EXERCISE GOAL |
Restate the data word for word and leave the images out.

RECORDS TO PROCESS |
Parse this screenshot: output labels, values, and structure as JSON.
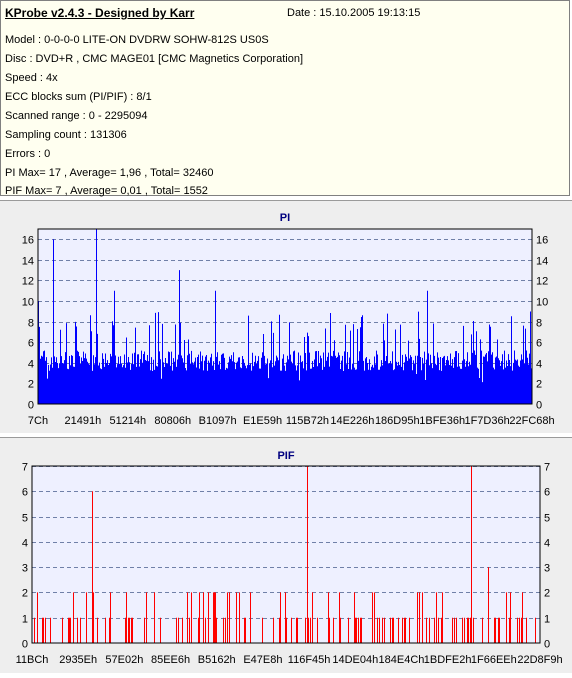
{
  "info": {
    "title": "KProbe v2.4.3 - Designed by Karr",
    "date": "Date : 15.10.2005 19:13:15",
    "lines": [
      "Model : 0-0-0-0 LITE-ON DVDRW SOHW-812S  US0S",
      "Disc : DVD+R , CMC MAGE01 [CMC Magnetics Corporation]",
      "Speed : 4x",
      "ECC blocks sum (PI/PIF) : 8/1",
      "Scanned range : 0 - 2295094",
      "Sampling count : 131306",
      "Errors : 0",
      "PI Max= 17 , Average= 1,96 , Total= 32460",
      "PIF Max= 7 , Average= 0,01 , Total= 1552"
    ]
  },
  "chart_data": [
    {
      "type": "bar",
      "title": "PI",
      "color": "#0000ff",
      "ylim": [
        0,
        17
      ],
      "yticks": [
        0,
        2,
        4,
        6,
        8,
        10,
        12,
        14,
        16
      ],
      "xticks": [
        "7Ch",
        "21491h",
        "51214h",
        "80806h",
        "B1097h",
        "E1E59h",
        "115B72h",
        "14E226h",
        "186D95h",
        "1BFE36h",
        "1F7D36h",
        "22FC68h"
      ],
      "grid": true,
      "max": 17,
      "average": 1.96,
      "peaks": [
        {
          "pos": 0.0,
          "value": 10
        },
        {
          "pos": 0.03,
          "value": 16
        },
        {
          "pos": 0.118,
          "value": 17
        },
        {
          "pos": 0.155,
          "value": 11
        },
        {
          "pos": 0.285,
          "value": 13
        },
        {
          "pos": 0.36,
          "value": 11
        },
        {
          "pos": 0.79,
          "value": 11
        }
      ]
    },
    {
      "type": "bar",
      "title": "PIF",
      "color": "#ff0000",
      "ylim": [
        0,
        7
      ],
      "yticks": [
        0,
        1,
        2,
        3,
        4,
        5,
        6,
        7
      ],
      "xticks": [
        "11BCh",
        "2935Eh",
        "57E02h",
        "85EE6h",
        "B5162h",
        "E47E8h",
        "116F45h",
        "14DE04h",
        "184E4Ch",
        "1BDFE2h",
        "1F66EEh",
        "22D8F9h"
      ],
      "grid": true,
      "max": 7,
      "average": 0.01,
      "peaks": [
        {
          "pos": 0.118,
          "value": 6
        },
        {
          "pos": 0.542,
          "value": 7
        },
        {
          "pos": 0.866,
          "value": 7
        },
        {
          "pos": 0.9,
          "value": 3
        }
      ]
    }
  ]
}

TASK OUTPUT |
Parse this screenshot: output labels, values, and structure as JSON.
{
  "info": {
    "title": "KProbe v2.4.3 - Designed by Karr",
    "date": "Date : 15.10.2005 19:13:15",
    "lines": [
      "Model : 0-0-0-0 LITE-ON DVDRW SOHW-812S  US0S",
      "Disc : DVD+R , CMC MAGE01 [CMC Magnetics Corporation]",
      "Speed : 4x",
      "ECC blocks sum (PI/PIF) : 8/1",
      "Scanned range : 0 - 2295094",
      "Sampling count : 131306",
      "Errors : 0",
      "PI Max= 17 , Average= 1,96 , Total= 32460",
      "PIF Max= 7 , Average= 0,01 , Total= 1552"
    ]
  },
  "chart_data": [
    {
      "type": "bar",
      "title": "PI",
      "color": "#0000ff",
      "ylim": [
        0,
        17
      ],
      "yticks": [
        0,
        2,
        4,
        6,
        8,
        10,
        12,
        14,
        16
      ],
      "xticks": [
        "7Ch",
        "21491h",
        "51214h",
        "80806h",
        "B1097h",
        "E1E59h",
        "115B72h",
        "14E226h",
        "186D95h",
        "1BFE36h",
        "1F7D36h",
        "22FC68h"
      ],
      "grid": true,
      "max": 17,
      "average": 1.96,
      "peaks": [
        {
          "pos": 0.0,
          "value": 10
        },
        {
          "pos": 0.03,
          "value": 16
        },
        {
          "pos": 0.118,
          "value": 17
        },
        {
          "pos": 0.155,
          "value": 11
        },
        {
          "pos": 0.285,
          "value": 13
        },
        {
          "pos": 0.36,
          "value": 11
        },
        {
          "pos": 0.79,
          "value": 11
        }
      ]
    },
    {
      "type": "bar",
      "title": "PIF",
      "color": "#ff0000",
      "ylim": [
        0,
        7
      ],
      "yticks": [
        0,
        1,
        2,
        3,
        4,
        5,
        6,
        7
      ],
      "xticks": [
        "11BCh",
        "2935Eh",
        "57E02h",
        "85EE6h",
        "B5162h",
        "E47E8h",
        "116F45h",
        "14DE04h",
        "184E4Ch",
        "1BDFE2h",
        "1F66EEh",
        "22D8F9h"
      ],
      "grid": true,
      "max": 7,
      "average": 0.01,
      "peaks": [
        {
          "pos": 0.118,
          "value": 6
        },
        {
          "pos": 0.542,
          "value": 7
        },
        {
          "pos": 0.866,
          "value": 7
        },
        {
          "pos": 0.9,
          "value": 3
        }
      ]
    }
  ]
}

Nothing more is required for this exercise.